Write every line of the material out exactly as shown.
● ● ●
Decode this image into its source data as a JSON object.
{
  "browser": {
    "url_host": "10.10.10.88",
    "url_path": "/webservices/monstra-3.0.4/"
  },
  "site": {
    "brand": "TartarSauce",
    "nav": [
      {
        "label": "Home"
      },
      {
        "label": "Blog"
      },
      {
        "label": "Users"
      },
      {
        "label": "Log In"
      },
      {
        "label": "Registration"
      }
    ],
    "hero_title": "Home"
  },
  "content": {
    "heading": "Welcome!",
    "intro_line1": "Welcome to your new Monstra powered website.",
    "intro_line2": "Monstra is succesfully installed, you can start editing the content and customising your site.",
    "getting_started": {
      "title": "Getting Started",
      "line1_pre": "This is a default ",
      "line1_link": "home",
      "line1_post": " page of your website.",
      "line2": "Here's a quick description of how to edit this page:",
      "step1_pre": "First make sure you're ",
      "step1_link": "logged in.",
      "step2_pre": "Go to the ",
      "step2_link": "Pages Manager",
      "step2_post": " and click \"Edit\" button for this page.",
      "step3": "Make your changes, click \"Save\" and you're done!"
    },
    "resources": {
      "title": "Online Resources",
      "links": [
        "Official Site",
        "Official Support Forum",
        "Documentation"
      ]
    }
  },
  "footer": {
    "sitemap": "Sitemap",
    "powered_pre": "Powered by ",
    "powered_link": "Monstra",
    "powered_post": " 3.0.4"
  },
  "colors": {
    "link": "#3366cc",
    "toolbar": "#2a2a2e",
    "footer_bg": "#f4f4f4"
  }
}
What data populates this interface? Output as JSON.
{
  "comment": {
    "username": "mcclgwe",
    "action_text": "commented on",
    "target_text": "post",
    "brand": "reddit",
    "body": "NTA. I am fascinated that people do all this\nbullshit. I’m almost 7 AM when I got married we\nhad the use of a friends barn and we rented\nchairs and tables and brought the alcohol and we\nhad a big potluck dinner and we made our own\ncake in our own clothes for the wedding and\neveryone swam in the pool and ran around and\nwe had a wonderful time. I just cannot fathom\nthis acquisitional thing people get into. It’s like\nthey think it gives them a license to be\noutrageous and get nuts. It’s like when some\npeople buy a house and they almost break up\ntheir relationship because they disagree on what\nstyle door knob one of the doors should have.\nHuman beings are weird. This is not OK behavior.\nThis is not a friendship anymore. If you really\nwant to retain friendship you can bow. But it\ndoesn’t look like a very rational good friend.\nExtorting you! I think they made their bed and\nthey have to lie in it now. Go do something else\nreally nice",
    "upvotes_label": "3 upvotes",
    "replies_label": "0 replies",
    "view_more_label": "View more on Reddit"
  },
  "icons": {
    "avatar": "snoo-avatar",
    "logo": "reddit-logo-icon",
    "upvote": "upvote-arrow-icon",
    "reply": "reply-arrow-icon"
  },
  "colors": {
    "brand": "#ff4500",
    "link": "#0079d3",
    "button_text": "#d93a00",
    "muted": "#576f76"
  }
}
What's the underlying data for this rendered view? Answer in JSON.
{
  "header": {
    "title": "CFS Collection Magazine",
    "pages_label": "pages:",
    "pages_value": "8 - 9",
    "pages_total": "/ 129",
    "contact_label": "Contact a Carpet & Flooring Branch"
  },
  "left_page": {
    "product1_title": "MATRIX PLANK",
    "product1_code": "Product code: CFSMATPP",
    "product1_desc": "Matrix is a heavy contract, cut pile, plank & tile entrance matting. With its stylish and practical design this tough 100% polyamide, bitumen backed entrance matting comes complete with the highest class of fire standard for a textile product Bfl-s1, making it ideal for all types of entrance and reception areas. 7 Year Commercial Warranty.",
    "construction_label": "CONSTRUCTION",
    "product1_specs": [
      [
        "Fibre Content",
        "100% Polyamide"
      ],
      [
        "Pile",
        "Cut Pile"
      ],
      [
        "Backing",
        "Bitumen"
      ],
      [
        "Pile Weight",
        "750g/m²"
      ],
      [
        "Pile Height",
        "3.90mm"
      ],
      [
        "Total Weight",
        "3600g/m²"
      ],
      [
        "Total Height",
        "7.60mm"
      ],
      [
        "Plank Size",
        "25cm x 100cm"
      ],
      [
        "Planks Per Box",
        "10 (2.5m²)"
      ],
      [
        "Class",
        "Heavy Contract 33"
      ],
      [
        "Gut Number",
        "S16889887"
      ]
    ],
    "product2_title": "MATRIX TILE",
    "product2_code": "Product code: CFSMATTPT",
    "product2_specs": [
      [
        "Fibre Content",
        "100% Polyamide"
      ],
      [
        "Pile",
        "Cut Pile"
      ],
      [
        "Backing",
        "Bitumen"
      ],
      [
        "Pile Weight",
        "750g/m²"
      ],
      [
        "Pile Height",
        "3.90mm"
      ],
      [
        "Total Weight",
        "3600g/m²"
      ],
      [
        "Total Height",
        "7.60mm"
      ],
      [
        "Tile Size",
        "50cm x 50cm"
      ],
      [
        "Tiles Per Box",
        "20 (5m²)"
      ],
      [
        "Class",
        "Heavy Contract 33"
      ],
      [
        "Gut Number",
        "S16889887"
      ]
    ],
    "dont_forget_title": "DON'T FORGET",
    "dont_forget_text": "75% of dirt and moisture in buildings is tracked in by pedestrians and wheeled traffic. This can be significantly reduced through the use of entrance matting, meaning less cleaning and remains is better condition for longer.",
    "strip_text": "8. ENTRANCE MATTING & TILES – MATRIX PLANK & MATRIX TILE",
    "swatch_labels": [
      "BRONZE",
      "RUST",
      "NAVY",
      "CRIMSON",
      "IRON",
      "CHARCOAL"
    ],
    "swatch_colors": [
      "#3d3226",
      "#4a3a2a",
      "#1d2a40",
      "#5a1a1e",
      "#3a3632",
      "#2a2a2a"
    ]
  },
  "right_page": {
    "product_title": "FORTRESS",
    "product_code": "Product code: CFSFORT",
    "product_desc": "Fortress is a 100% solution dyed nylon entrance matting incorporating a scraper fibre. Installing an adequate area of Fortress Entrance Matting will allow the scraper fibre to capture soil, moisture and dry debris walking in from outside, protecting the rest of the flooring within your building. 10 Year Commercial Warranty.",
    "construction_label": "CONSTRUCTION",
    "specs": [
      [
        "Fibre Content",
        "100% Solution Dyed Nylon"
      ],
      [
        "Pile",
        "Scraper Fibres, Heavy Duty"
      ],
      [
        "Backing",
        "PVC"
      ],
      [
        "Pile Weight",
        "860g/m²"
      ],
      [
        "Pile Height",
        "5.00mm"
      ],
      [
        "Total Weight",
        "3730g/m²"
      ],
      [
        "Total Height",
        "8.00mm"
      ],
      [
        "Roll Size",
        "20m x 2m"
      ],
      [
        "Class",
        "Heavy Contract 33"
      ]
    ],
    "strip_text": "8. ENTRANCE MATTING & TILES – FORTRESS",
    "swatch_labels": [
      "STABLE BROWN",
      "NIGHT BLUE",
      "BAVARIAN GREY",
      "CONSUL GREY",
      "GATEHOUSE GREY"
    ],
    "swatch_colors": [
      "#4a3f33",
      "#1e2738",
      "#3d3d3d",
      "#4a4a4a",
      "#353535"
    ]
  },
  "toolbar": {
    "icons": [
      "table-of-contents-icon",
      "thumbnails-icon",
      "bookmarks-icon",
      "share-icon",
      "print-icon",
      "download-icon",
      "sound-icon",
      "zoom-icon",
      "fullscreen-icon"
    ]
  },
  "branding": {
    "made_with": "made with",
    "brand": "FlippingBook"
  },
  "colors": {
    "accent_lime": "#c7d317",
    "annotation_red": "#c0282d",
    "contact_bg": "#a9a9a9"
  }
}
● ● ●
» **RIGHT ANSWER**
Decode this image into its source data as a JSON object.
{
  "browser": {
    "url_host": "10.10.10.88",
    "url_path": "/webservices/monstra-3.0.4/"
  },
  "site": {
    "brand": "TartarSauce",
    "nav": [
      {
        "label": "Home"
      },
      {
        "label": "Blog"
      },
      {
        "label": "Users"
      },
      {
        "label": "Log In"
      },
      {
        "label": "Registration"
      }
    ],
    "hero_title": "Home"
  },
  "content": {
    "heading": "Welcome!",
    "intro_line1": "Welcome to your new Monstra powered website.",
    "intro_line2": "Monstra is succesfully installed, you can start editing the content and customising your site.",
    "getting_started": {
      "title": "Getting Started",
      "line1_pre": "This is a default ",
      "line1_link": "home",
      "line1_post": " page of your website.",
      "line2": "Here's a quick description of how to edit this page:",
      "step1_pre": "First make sure you're ",
      "step1_link": "logged in.",
      "step2_pre": "Go to the ",
      "step2_link": "Pages Manager",
      "step2_post": " and click \"Edit\" button for this page.",
      "step3": "Make your changes, click \"Save\" and you're done!"
    },
    "resources": {
      "title": "Online Resources",
      "links": [
        "Official Site",
        "Official Support Forum",
        "Documentation"
      ]
    }
  },
  "footer": {
    "sitemap": "Sitemap",
    "powered_pre": "Powered by ",
    "powered_link": "Monstra",
    "powered_post": " 3.0.4"
  },
  "colors": {
    "link": "#3366cc",
    "toolbar": "#2a2a2e",
    "footer_bg": "#f4f4f4"
  }
}
What data populates this interface? Output as JSON.
{
  "comment": {
    "username": "mcclgwe",
    "action_text": "commented on",
    "target_text": "post",
    "brand": "reddit",
    "body": "NTA. I am fascinated that people do all this\nbullshit. I’m almost 7 AM when I got married we\nhad the use of a friends barn and we rented\nchairs and tables and brought the alcohol and we\nhad a big potluck dinner and we made our own\ncake in our own clothes for the wedding and\neveryone swam in the pool and ran around and\nwe had a wonderful time. I just cannot fathom\nthis acquisitional thing people get into. It’s like\nthey think it gives them a license to be\noutrageous and get nuts. It’s like when some\npeople buy a house and they almost break up\ntheir relationship because they disagree on what\nstyle door knob one of the doors should have.\nHuman beings are weird. This is not OK behavior.\nThis is not a friendship anymore. If you really\nwant to retain friendship you can bow. But it\ndoesn’t look like a very rational good friend.\nExtorting you! I think they made their bed and\nthey have to lie in it now. Go do something else\nreally nice",
    "upvotes_label": "3 upvotes",
    "replies_label": "0 replies",
    "view_more_label": "View more on Reddit"
  },
  "icons": {
    "avatar": "snoo-avatar",
    "logo": "reddit-logo-icon",
    "upvote": "upvote-arrow-icon",
    "reply": "reply-arrow-icon"
  },
  "colors": {
    "brand": "#ff4500",
    "link": "#0079d3",
    "button_text": "#d93a00",
    "muted": "#576f76"
  }
}
What's the underlying data for this rendered view? Answer in JSON.
{
  "header": {
    "title": "CFS Collection Magazine",
    "pages_label": "pages:",
    "pages_value": "8 - 9",
    "pages_total": "/ 129",
    "contact_label": "Contact a Carpet & Flooring Branch"
  },
  "left_page": {
    "product1_title": "MATRIX PLANK",
    "product1_code": "Product code: CFSMATPP",
    "product1_desc": "Matrix is a heavy contract, cut pile, plank & tile entrance matting. With its stylish and practical design this tough 100% polyamide, bitumen backed entrance matting comes complete with the highest class of fire standard for a textile product Bfl-s1, making it ideal for all types of entrance and reception areas. 7 Year Commercial Warranty.",
    "construction_label": "CONSTRUCTION",
    "product1_specs": [
      [
        "Fibre Content",
        "100% Polyamide"
      ],
      [
        "Pile",
        "Cut Pile"
      ],
      [
        "Backing",
        "Bitumen"
      ],
      [
        "Pile Weight",
        "750g/m²"
      ],
      [
        "Pile Height",
        "3.90mm"
      ],
      [
        "Total Weight",
        "3600g/m²"
      ],
      [
        "Total Height",
        "7.60mm"
      ],
      [
        "Plank Size",
        "25cm x 100cm"
      ],
      [
        "Planks Per Box",
        "10 (2.5m²)"
      ],
      [
        "Class",
        "Heavy Contract 33"
      ],
      [
        "Gut Number",
        "S16889887"
      ]
    ],
    "product2_title": "MATRIX TILE",
    "product2_code": "Product code: CFSMATTPT",
    "product2_specs": [
      [
        "Fibre Content",
        "100% Polyamide"
      ],
      [
        "Pile",
        "Cut Pile"
      ],
      [
        "Backing",
        "Bitumen"
      ],
      [
        "Pile Weight",
        "750g/m²"
      ],
      [
        "Pile Height",
        "3.90mm"
      ],
      [
        "Total Weight",
        "3600g/m²"
      ],
      [
        "Total Height",
        "7.60mm"
      ],
      [
        "Tile Size",
        "50cm x 50cm"
      ],
      [
        "Tiles Per Box",
        "20 (5m²)"
      ],
      [
        "Class",
        "Heavy Contract 33"
      ],
      [
        "Gut Number",
        "S16889887"
      ]
    ],
    "dont_forget_title": "DON'T FORGET",
    "dont_forget_text": "75% of dirt and moisture in buildings is tracked in by pedestrians and wheeled traffic. This can be significantly reduced through the use of entrance matting, meaning less cleaning and remains is better condition for longer.",
    "strip_text": "8. ENTRANCE MATTING & TILES – MATRIX PLANK & MATRIX TILE",
    "swatch_labels": [
      "BRONZE",
      "RUST",
      "NAVY",
      "CRIMSON",
      "IRON",
      "CHARCOAL"
    ],
    "swatch_colors": [
      "#3d3226",
      "#4a3a2a",
      "#1d2a40",
      "#5a1a1e",
      "#3a3632",
      "#2a2a2a"
    ]
  },
  "right_page": {
    "product_title": "FORTRESS",
    "product_code": "Product code: CFSFORT",
    "product_desc": "Fortress is a 100% solution dyed nylon entrance matting incorporating a scraper fibre. Installing an adequate area of Fortress Entrance Matting will allow the scraper fibre to capture soil, moisture and dry debris walking in from outside, protecting the rest of the flooring within your building. 10 Year Commercial Warranty.",
    "construction_label": "CONSTRUCTION",
    "specs": [
      [
        "Fibre Content",
        "100% Solution Dyed Nylon"
      ],
      [
        "Pile",
        "Scraper Fibres, Heavy Duty"
      ],
      [
        "Backing",
        "PVC"
      ],
      [
        "Pile Weight",
        "860g/m²"
      ],
      [
        "Pile Height",
        "5.00mm"
      ],
      [
        "Total Weight",
        "3730g/m²"
      ],
      [
        "Total Height",
        "8.00mm"
      ],
      [
        "Roll Size",
        "20m x 2m"
      ],
      [
        "Class",
        "Heavy Contract 33"
      ]
    ],
    "strip_text": "8. ENTRANCE MATTING & TILES – FORTRESS",
    "swatch_labels": [
      "STABLE BROWN",
      "NIGHT BLUE",
      "BAVARIAN GREY",
      "CONSUL GREY",
      "GATEHOUSE GREY"
    ],
    "swatch_colors": [
      "#4a3f33",
      "#1e2738",
      "#3d3d3d",
      "#4a4a4a",
      "#353535"
    ]
  },
  "toolbar": {
    "icons": [
      "table-of-contents-icon",
      "thumbnails-icon",
      "bookmarks-icon",
      "share-icon",
      "print-icon",
      "download-icon",
      "sound-icon",
      "zoom-icon",
      "fullscreen-icon"
    ]
  },
  "branding": {
    "made_with": "made with",
    "brand": "FlippingBook"
  },
  "colors": {
    "accent_lime": "#c7d317",
    "annotation_red": "#c0282d",
    "contact_bg": "#a9a9a9"
  }
}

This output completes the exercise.